(Stored data entries)
—————

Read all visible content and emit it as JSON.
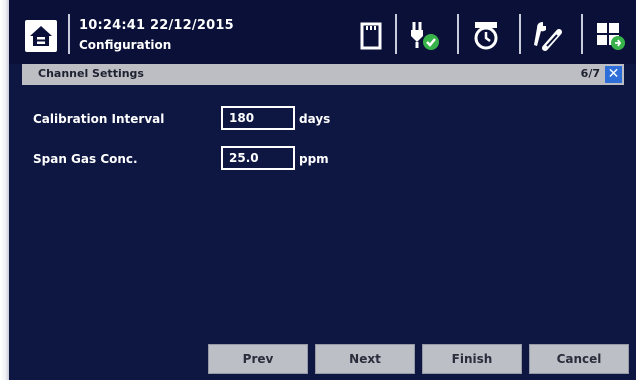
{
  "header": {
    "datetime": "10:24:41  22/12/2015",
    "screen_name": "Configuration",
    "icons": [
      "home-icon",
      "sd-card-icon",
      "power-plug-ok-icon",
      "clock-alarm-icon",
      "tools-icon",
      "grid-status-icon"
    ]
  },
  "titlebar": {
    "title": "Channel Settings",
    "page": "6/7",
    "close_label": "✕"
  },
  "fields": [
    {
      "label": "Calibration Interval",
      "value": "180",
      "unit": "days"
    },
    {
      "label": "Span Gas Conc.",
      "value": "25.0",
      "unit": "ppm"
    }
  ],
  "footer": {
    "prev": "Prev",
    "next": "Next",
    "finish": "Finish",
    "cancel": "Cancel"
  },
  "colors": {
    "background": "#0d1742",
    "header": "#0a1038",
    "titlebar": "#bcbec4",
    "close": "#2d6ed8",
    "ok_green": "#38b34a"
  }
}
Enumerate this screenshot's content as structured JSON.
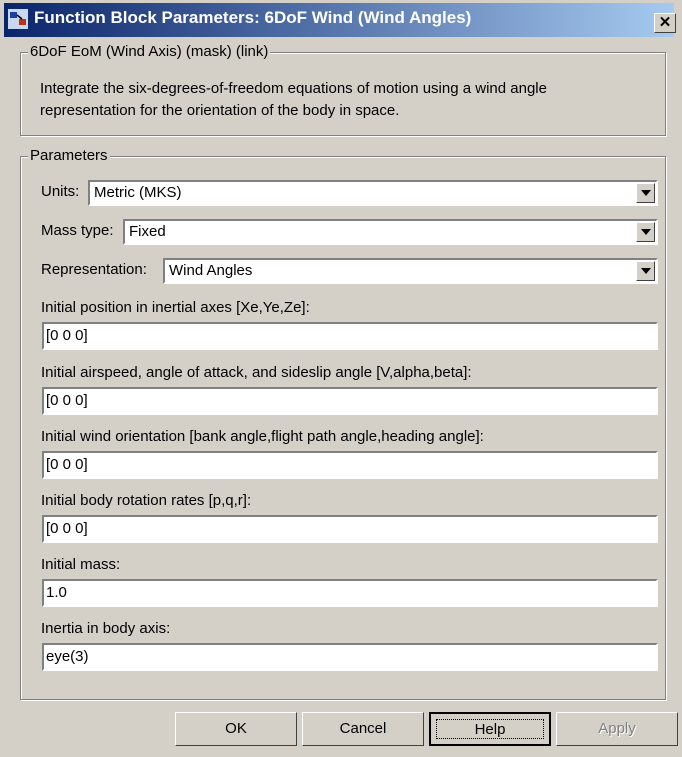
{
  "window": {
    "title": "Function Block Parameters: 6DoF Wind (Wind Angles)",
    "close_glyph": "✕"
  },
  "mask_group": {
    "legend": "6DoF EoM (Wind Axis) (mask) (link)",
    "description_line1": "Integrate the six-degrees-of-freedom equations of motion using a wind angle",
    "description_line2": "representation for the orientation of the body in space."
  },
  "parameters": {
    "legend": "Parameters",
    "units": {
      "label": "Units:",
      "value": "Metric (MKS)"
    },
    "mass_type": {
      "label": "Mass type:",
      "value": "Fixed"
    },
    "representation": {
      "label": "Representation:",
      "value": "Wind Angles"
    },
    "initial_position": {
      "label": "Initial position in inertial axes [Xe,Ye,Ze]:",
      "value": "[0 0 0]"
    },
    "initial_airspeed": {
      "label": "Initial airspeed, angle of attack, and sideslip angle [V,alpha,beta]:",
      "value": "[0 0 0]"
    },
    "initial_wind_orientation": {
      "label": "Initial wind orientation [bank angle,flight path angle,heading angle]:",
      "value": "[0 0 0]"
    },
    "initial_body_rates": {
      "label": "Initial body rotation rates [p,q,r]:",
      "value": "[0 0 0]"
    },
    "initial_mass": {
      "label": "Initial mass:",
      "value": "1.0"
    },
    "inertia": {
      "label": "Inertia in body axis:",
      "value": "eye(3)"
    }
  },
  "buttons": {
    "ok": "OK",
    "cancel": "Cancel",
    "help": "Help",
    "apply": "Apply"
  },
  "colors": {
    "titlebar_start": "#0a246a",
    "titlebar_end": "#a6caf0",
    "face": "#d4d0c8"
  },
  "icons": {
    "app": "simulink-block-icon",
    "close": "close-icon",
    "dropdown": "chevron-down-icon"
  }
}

—————

### What the task requires
Every line of text is to be repeated exactly; pictures are left out.

### Task solution
Read all visible content and emit it as JSON.
{
  "header": {
    "datetime": "10:24:41  22/12/2015",
    "screen_name": "Configuration",
    "icons": [
      "home-icon",
      "sd-card-icon",
      "power-plug-ok-icon",
      "clock-alarm-icon",
      "tools-icon",
      "grid-status-icon"
    ]
  },
  "titlebar": {
    "title": "Channel Settings",
    "page": "6/7",
    "close_label": "✕"
  },
  "fields": [
    {
      "label": "Calibration Interval",
      "value": "180",
      "unit": "days"
    },
    {
      "label": "Span Gas Conc.",
      "value": "25.0",
      "unit": "ppm"
    }
  ],
  "footer": {
    "prev": "Prev",
    "next": "Next",
    "finish": "Finish",
    "cancel": "Cancel"
  },
  "colors": {
    "background": "#0d1742",
    "header": "#0a1038",
    "titlebar": "#bcbec4",
    "close": "#2d6ed8",
    "ok_green": "#38b34a"
  }
}
Enumerate this screenshot's content as structured JSON.
{
  "window": {
    "title": "Function Block Parameters: 6DoF Wind (Wind Angles)",
    "close_glyph": "✕"
  },
  "mask_group": {
    "legend": "6DoF EoM (Wind Axis) (mask) (link)",
    "description_line1": "Integrate the six-degrees-of-freedom equations of motion using a wind angle",
    "description_line2": "representation for the orientation of the body in space."
  },
  "parameters": {
    "legend": "Parameters",
    "units": {
      "label": "Units:",
      "value": "Metric (MKS)"
    },
    "mass_type": {
      "label": "Mass type:",
      "value": "Fixed"
    },
    "representation": {
      "label": "Representation:",
      "value": "Wind Angles"
    },
    "initial_position": {
      "label": "Initial position in inertial axes [Xe,Ye,Ze]:",
      "value": "[0 0 0]"
    },
    "initial_airspeed": {
      "label": "Initial airspeed, angle of attack, and sideslip angle [V,alpha,beta]:",
      "value": "[0 0 0]"
    },
    "initial_wind_orientation": {
      "label": "Initial wind orientation [bank angle,flight path angle,heading angle]:",
      "value": "[0 0 0]"
    },
    "initial_body_rates": {
      "label": "Initial body rotation rates [p,q,r]:",
      "value": "[0 0 0]"
    },
    "initial_mass": {
      "label": "Initial mass:",
      "value": "1.0"
    },
    "inertia": {
      "label": "Inertia in body axis:",
      "value": "eye(3)"
    }
  },
  "buttons": {
    "ok": "OK",
    "cancel": "Cancel",
    "help": "Help",
    "apply": "Apply"
  },
  "colors": {
    "titlebar_start": "#0a246a",
    "titlebar_end": "#a6caf0",
    "face": "#d4d0c8"
  },
  "icons": {
    "app": "simulink-block-icon",
    "close": "close-icon",
    "dropdown": "chevron-down-icon"
  }
}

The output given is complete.